The exercise:
From the data that follows, copy every line holding the string "image".

Extracted records:
= = = = = = =
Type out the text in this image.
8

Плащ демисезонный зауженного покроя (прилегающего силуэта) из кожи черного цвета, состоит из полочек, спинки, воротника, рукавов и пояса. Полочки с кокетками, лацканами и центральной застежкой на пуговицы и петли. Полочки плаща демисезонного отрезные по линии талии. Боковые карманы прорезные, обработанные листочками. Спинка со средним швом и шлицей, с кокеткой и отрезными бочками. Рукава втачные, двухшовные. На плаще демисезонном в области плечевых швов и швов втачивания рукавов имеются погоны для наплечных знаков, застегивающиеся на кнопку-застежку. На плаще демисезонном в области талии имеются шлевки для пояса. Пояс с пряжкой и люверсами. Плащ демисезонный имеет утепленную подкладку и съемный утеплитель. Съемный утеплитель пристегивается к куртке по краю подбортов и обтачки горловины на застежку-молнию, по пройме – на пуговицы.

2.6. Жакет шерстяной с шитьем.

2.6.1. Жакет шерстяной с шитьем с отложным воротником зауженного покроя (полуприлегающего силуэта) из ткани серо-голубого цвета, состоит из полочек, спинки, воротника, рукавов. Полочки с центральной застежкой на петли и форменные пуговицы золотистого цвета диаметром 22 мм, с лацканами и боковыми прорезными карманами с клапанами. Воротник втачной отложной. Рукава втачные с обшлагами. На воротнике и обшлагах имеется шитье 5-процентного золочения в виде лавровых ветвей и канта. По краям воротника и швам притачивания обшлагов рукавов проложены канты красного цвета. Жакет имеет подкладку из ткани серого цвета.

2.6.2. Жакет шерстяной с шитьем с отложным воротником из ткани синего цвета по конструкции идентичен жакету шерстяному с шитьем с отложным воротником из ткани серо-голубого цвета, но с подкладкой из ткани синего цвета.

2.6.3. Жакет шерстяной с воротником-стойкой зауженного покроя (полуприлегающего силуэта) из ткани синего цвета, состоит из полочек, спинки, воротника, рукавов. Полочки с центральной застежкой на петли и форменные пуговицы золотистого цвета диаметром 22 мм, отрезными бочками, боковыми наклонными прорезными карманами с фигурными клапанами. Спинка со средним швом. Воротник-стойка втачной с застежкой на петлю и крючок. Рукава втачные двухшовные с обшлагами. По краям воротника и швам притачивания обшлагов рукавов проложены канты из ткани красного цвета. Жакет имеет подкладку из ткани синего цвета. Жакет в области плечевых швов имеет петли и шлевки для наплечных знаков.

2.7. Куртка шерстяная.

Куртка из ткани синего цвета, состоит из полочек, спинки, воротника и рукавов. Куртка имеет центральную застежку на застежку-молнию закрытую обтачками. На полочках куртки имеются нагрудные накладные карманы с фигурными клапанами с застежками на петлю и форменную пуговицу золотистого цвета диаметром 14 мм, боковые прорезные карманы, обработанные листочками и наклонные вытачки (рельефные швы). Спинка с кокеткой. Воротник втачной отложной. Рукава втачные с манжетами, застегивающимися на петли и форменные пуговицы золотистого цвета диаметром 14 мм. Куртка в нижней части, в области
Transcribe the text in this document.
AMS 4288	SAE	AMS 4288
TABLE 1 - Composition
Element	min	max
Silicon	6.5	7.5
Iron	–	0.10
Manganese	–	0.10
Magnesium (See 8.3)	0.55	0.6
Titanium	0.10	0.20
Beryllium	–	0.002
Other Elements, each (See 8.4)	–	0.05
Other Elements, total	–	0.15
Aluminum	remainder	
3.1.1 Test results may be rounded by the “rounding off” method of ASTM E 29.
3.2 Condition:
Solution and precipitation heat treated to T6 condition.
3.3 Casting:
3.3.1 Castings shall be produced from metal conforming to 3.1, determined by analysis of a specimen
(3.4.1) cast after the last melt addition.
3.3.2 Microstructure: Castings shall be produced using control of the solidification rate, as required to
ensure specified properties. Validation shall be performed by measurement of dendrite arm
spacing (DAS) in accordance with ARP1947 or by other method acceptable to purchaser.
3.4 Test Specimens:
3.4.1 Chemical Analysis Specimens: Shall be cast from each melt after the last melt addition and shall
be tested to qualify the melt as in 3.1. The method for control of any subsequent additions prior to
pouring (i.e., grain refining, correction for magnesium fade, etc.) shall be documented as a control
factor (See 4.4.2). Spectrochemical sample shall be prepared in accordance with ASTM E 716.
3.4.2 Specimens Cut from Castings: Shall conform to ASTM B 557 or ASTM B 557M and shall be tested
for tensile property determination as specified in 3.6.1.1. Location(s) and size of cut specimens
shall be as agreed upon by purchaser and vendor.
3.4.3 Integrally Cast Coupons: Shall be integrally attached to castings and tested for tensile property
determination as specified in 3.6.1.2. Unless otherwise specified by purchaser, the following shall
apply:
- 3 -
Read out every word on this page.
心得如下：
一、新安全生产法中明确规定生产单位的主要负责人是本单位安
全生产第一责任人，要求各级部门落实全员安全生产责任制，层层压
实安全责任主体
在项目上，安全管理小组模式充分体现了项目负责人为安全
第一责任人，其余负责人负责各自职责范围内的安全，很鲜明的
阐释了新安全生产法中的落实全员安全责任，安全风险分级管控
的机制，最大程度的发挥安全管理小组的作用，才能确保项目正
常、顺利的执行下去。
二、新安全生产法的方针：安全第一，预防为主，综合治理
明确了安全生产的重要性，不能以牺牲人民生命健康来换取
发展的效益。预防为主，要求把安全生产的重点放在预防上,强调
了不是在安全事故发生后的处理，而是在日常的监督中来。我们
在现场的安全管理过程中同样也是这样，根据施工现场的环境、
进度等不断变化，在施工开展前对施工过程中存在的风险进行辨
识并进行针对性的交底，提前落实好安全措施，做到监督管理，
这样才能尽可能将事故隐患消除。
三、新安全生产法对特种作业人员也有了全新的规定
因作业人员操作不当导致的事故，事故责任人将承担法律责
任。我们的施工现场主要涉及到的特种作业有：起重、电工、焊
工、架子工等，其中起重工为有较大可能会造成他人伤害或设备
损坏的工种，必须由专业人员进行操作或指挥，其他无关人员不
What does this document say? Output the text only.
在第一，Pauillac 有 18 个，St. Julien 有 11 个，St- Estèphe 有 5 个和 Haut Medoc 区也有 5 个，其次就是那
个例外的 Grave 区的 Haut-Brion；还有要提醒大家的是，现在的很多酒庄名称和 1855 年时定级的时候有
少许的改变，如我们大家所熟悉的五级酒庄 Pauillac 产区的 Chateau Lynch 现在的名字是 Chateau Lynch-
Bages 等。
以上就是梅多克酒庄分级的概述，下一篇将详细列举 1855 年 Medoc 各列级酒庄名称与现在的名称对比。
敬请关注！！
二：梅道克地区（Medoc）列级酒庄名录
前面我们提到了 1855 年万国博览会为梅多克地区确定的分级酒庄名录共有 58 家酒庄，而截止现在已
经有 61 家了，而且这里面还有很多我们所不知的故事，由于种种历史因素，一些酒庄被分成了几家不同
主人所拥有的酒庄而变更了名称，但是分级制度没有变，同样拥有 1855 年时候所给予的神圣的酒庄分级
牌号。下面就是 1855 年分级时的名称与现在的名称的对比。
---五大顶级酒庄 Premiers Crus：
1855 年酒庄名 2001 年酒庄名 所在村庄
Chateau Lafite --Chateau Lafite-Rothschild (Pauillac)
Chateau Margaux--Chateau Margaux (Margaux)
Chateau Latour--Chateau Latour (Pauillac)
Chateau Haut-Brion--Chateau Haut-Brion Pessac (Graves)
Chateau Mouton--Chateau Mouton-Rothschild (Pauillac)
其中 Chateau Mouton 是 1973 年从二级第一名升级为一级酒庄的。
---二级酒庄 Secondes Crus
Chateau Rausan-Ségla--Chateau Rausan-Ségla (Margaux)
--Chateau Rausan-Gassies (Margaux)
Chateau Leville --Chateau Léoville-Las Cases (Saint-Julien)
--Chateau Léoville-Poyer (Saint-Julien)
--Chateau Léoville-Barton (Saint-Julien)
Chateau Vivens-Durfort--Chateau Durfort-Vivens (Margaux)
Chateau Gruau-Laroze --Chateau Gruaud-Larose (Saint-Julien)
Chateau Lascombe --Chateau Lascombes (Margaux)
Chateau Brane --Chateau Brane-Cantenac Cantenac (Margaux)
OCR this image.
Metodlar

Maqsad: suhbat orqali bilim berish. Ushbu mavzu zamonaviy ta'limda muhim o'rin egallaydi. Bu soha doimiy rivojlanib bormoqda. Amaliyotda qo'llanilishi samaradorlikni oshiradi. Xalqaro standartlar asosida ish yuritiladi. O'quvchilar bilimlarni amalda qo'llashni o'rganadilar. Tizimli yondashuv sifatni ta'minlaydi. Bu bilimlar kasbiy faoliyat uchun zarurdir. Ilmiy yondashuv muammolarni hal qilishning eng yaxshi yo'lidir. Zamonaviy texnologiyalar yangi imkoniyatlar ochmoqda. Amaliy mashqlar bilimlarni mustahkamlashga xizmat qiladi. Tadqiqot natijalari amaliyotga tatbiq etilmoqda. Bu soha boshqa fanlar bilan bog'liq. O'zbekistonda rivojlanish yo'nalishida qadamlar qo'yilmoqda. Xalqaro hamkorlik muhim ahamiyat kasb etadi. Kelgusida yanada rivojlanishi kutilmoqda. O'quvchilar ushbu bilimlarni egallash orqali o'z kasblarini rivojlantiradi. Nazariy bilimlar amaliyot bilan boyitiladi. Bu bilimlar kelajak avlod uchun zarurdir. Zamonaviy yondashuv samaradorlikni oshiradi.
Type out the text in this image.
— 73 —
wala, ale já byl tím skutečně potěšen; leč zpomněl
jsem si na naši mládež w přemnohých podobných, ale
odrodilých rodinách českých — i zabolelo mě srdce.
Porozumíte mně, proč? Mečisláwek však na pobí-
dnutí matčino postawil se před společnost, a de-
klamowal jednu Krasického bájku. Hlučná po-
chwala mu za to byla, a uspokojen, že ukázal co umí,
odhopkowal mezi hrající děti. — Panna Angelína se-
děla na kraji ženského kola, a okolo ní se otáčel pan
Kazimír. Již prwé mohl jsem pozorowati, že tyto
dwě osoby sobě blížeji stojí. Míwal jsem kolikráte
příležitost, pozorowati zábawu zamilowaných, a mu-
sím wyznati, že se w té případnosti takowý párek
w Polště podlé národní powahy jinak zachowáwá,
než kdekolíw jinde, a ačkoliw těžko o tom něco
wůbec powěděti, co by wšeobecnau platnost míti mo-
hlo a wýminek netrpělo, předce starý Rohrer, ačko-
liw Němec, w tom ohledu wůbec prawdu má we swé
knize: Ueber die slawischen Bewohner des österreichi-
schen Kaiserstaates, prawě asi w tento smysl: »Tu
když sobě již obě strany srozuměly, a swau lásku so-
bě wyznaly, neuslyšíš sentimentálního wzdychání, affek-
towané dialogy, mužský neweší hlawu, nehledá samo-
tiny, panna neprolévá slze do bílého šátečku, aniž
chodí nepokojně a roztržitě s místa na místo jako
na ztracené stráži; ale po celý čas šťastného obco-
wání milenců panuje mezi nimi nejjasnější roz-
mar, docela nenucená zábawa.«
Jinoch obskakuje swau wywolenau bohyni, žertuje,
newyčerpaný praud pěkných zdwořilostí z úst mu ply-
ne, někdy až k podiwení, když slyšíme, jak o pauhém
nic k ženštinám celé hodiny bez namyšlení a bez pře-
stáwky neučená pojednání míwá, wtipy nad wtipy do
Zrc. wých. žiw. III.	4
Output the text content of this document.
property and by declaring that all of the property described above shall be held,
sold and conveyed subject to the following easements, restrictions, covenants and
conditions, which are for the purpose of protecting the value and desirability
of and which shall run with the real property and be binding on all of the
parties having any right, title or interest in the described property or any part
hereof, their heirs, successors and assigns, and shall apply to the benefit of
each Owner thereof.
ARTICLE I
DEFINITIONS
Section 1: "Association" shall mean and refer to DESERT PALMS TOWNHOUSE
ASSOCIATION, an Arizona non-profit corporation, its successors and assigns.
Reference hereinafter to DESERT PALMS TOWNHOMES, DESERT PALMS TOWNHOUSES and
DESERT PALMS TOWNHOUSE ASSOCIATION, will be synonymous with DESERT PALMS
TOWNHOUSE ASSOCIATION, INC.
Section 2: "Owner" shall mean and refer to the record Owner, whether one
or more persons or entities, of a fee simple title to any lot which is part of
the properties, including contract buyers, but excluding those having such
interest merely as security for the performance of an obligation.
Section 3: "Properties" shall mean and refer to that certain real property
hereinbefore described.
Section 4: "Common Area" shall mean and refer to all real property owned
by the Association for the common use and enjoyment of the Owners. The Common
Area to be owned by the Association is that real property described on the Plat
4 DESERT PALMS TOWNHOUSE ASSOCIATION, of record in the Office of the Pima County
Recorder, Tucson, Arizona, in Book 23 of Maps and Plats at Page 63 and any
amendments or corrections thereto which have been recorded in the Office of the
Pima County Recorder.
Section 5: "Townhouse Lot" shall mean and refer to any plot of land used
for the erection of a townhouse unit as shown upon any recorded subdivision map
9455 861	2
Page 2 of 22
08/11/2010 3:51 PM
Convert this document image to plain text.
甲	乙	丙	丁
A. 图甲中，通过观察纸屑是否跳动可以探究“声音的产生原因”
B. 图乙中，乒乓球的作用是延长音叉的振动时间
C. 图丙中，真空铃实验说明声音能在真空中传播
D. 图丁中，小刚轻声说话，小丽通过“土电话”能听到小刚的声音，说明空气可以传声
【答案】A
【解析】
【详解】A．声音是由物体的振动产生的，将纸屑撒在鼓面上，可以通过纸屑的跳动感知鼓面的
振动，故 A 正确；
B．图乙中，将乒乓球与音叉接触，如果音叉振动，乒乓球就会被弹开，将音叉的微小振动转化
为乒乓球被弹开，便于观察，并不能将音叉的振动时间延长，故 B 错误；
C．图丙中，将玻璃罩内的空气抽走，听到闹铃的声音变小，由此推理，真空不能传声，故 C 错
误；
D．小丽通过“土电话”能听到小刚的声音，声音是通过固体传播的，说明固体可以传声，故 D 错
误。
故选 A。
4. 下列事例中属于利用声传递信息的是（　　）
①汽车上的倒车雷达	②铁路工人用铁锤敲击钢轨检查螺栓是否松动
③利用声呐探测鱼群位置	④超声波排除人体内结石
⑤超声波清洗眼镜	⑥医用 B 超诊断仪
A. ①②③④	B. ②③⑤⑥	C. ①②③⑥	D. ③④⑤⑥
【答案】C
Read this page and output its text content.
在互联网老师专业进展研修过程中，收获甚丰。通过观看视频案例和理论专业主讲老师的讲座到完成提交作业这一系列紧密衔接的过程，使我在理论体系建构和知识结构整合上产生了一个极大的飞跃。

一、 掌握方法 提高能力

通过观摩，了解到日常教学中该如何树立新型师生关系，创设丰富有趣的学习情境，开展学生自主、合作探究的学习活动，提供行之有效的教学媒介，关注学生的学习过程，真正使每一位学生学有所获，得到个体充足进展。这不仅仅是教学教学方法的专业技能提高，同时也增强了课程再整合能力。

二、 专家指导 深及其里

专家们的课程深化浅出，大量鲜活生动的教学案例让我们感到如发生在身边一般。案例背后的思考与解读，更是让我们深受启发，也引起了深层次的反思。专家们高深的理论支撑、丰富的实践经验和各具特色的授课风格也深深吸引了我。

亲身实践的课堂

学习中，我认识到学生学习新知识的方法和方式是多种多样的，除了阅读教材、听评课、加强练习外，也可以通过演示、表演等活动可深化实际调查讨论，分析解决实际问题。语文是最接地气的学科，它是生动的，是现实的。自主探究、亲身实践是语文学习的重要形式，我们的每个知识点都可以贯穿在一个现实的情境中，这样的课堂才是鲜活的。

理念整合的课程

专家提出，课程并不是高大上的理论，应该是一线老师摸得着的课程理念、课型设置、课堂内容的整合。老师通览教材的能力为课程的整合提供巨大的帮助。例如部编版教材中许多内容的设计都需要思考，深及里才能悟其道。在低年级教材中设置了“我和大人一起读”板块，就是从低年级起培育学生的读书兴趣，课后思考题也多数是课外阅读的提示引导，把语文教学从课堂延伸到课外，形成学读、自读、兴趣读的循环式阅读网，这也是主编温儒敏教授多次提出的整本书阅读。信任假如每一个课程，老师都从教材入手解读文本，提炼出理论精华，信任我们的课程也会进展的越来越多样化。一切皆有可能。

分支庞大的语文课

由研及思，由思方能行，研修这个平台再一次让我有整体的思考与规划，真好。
= = = = = = =
Exercise response:
Type out the text in this image.
OCR this image.
Type out the text in this image.
Convert this document image to plain text.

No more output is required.